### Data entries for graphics
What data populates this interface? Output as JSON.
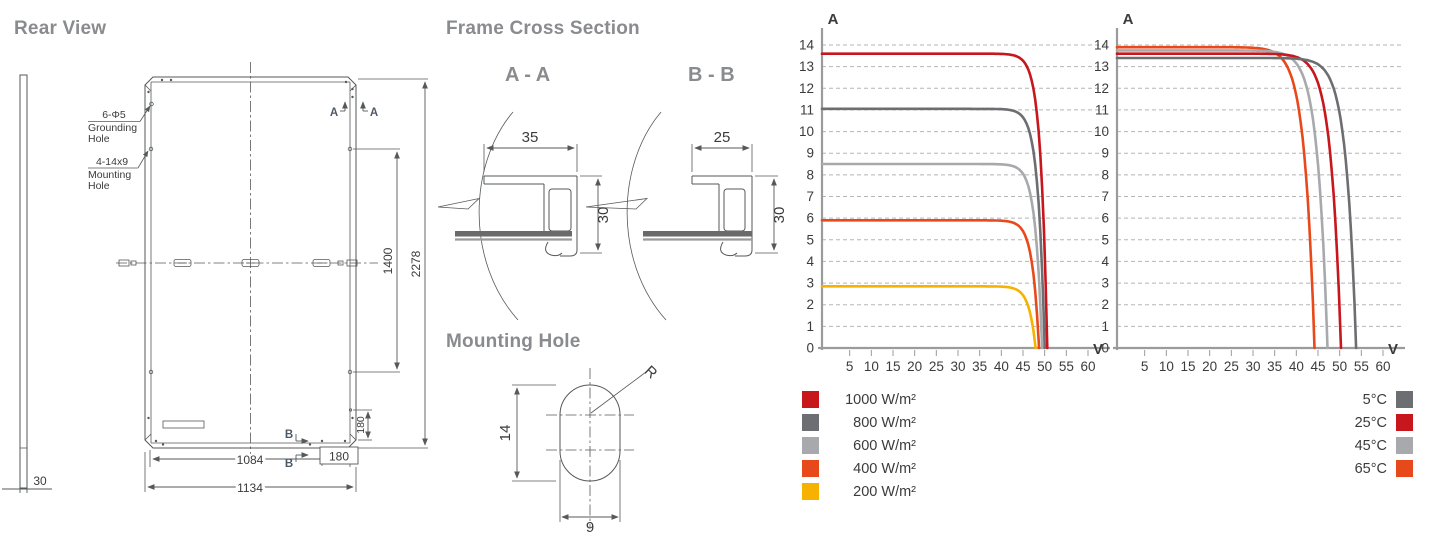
{
  "titles": {
    "rear_view": "Rear View",
    "frame_cross_section": "Frame Cross Section",
    "mounting_hole": "Mounting Hole",
    "section_aa": "A - A",
    "section_bb": "B - B"
  },
  "rear_view": {
    "grounding_label": [
      "6-Φ5",
      "Grounding",
      "Hole"
    ],
    "mounting_label": [
      "4-14x9",
      "Mounting",
      "Hole"
    ],
    "dims": {
      "outer_width": "1134",
      "inner_width": "1084",
      "outer_height": "2278",
      "mounting_span": "1400",
      "corner_offset_h": "180",
      "corner_offset_v": "180",
      "frame_thickness": "30"
    },
    "marks": {
      "a": "A",
      "b": "B"
    }
  },
  "frame_sections": {
    "aa": {
      "width": "35",
      "height": "30"
    },
    "bb": {
      "width": "25",
      "height": "30"
    }
  },
  "mounting_hole": {
    "height": "14",
    "width": "9",
    "radius": "R"
  },
  "chart_data": [
    {
      "type": "line",
      "name": "iv-curve-irradiance",
      "xlabel": "V",
      "ylabel": "A",
      "xlim": [
        0,
        62
      ],
      "ylim": [
        0,
        14
      ],
      "x_ticks": [
        5,
        10,
        15,
        20,
        25,
        30,
        35,
        40,
        45,
        50,
        55,
        60
      ],
      "y_ticks": [
        0,
        1,
        2,
        3,
        4,
        5,
        6,
        7,
        8,
        9,
        10,
        11,
        12,
        13,
        14
      ],
      "grid": "horizontal-dashed",
      "legend_position": "bottom-left",
      "knee": 1.5,
      "series": [
        {
          "name": "1000 W/m²",
          "color": "#C8161D",
          "isc": 13.6,
          "voc": 50.6
        },
        {
          "name": "800 W/m²",
          "color": "#6D6E71",
          "isc": 11.05,
          "voc": 50.0
        },
        {
          "name": "600 W/m²",
          "color": "#A7A9AC",
          "isc": 8.5,
          "voc": 49.4
        },
        {
          "name": "400 W/m²",
          "color": "#E8491B",
          "isc": 5.9,
          "voc": 48.7
        },
        {
          "name": "200 W/m²",
          "color": "#F7B200",
          "isc": 2.85,
          "voc": 47.9
        }
      ]
    },
    {
      "type": "line",
      "name": "iv-curve-temperature",
      "xlabel": "V",
      "ylabel": "A",
      "xlim": [
        0,
        62
      ],
      "ylim": [
        0,
        14
      ],
      "x_ticks": [
        5,
        10,
        15,
        20,
        25,
        30,
        35,
        40,
        45,
        50,
        55,
        60
      ],
      "y_ticks": [
        0,
        1,
        2,
        3,
        4,
        5,
        6,
        7,
        8,
        9,
        10,
        11,
        12,
        13,
        14
      ],
      "grid": "horizontal-dashed",
      "legend_position": "bottom-right",
      "knee": 2.3,
      "series": [
        {
          "name": "5°C",
          "color": "#6D6E71",
          "isc": 13.4,
          "voc": 53.8
        },
        {
          "name": "25°C",
          "color": "#C8161D",
          "isc": 13.6,
          "voc": 50.3
        },
        {
          "name": "45°C",
          "color": "#A7A9AC",
          "isc": 13.75,
          "voc": 47.2
        },
        {
          "name": "65°C",
          "color": "#E8491B",
          "isc": 13.9,
          "voc": 44.2
        }
      ]
    }
  ]
}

### WRITTEN TASK
All of the records need repeating exactly, except for the pictures.

### EXERCISE SOLUTION
What data populates this interface? Output as JSON.
{
  "titles": {
    "rear_view": "Rear View",
    "frame_cross_section": "Frame Cross Section",
    "mounting_hole": "Mounting Hole",
    "section_aa": "A - A",
    "section_bb": "B - B"
  },
  "rear_view": {
    "grounding_label": [
      "6-Φ5",
      "Grounding",
      "Hole"
    ],
    "mounting_label": [
      "4-14x9",
      "Mounting",
      "Hole"
    ],
    "dims": {
      "outer_width": "1134",
      "inner_width": "1084",
      "outer_height": "2278",
      "mounting_span": "1400",
      "corner_offset_h": "180",
      "corner_offset_v": "180",
      "frame_thickness": "30"
    },
    "marks": {
      "a": "A",
      "b": "B"
    }
  },
  "frame_sections": {
    "aa": {
      "width": "35",
      "height": "30"
    },
    "bb": {
      "width": "25",
      "height": "30"
    }
  },
  "mounting_hole": {
    "height": "14",
    "width": "9",
    "radius": "R"
  },
  "chart_data": [
    {
      "type": "line",
      "name": "iv-curve-irradiance",
      "xlabel": "V",
      "ylabel": "A",
      "xlim": [
        0,
        62
      ],
      "ylim": [
        0,
        14
      ],
      "x_ticks": [
        5,
        10,
        15,
        20,
        25,
        30,
        35,
        40,
        45,
        50,
        55,
        60
      ],
      "y_ticks": [
        0,
        1,
        2,
        3,
        4,
        5,
        6,
        7,
        8,
        9,
        10,
        11,
        12,
        13,
        14
      ],
      "grid": "horizontal-dashed",
      "legend_position": "bottom-left",
      "knee": 1.5,
      "series": [
        {
          "name": "1000 W/m²",
          "color": "#C8161D",
          "isc": 13.6,
          "voc": 50.6
        },
        {
          "name": "800 W/m²",
          "color": "#6D6E71",
          "isc": 11.05,
          "voc": 50.0
        },
        {
          "name": "600 W/m²",
          "color": "#A7A9AC",
          "isc": 8.5,
          "voc": 49.4
        },
        {
          "name": "400 W/m²",
          "color": "#E8491B",
          "isc": 5.9,
          "voc": 48.7
        },
        {
          "name": "200 W/m²",
          "color": "#F7B200",
          "isc": 2.85,
          "voc": 47.9
        }
      ]
    },
    {
      "type": "line",
      "name": "iv-curve-temperature",
      "xlabel": "V",
      "ylabel": "A",
      "xlim": [
        0,
        62
      ],
      "ylim": [
        0,
        14
      ],
      "x_ticks": [
        5,
        10,
        15,
        20,
        25,
        30,
        35,
        40,
        45,
        50,
        55,
        60
      ],
      "y_ticks": [
        0,
        1,
        2,
        3,
        4,
        5,
        6,
        7,
        8,
        9,
        10,
        11,
        12,
        13,
        14
      ],
      "grid": "horizontal-dashed",
      "legend_position": "bottom-right",
      "knee": 2.3,
      "series": [
        {
          "name": "5°C",
          "color": "#6D6E71",
          "isc": 13.4,
          "voc": 53.8
        },
        {
          "name": "25°C",
          "color": "#C8161D",
          "isc": 13.6,
          "voc": 50.3
        },
        {
          "name": "45°C",
          "color": "#A7A9AC",
          "isc": 13.75,
          "voc": 47.2
        },
        {
          "name": "65°C",
          "color": "#E8491B",
          "isc": 13.9,
          "voc": 44.2
        }
      ]
    }
  ]
}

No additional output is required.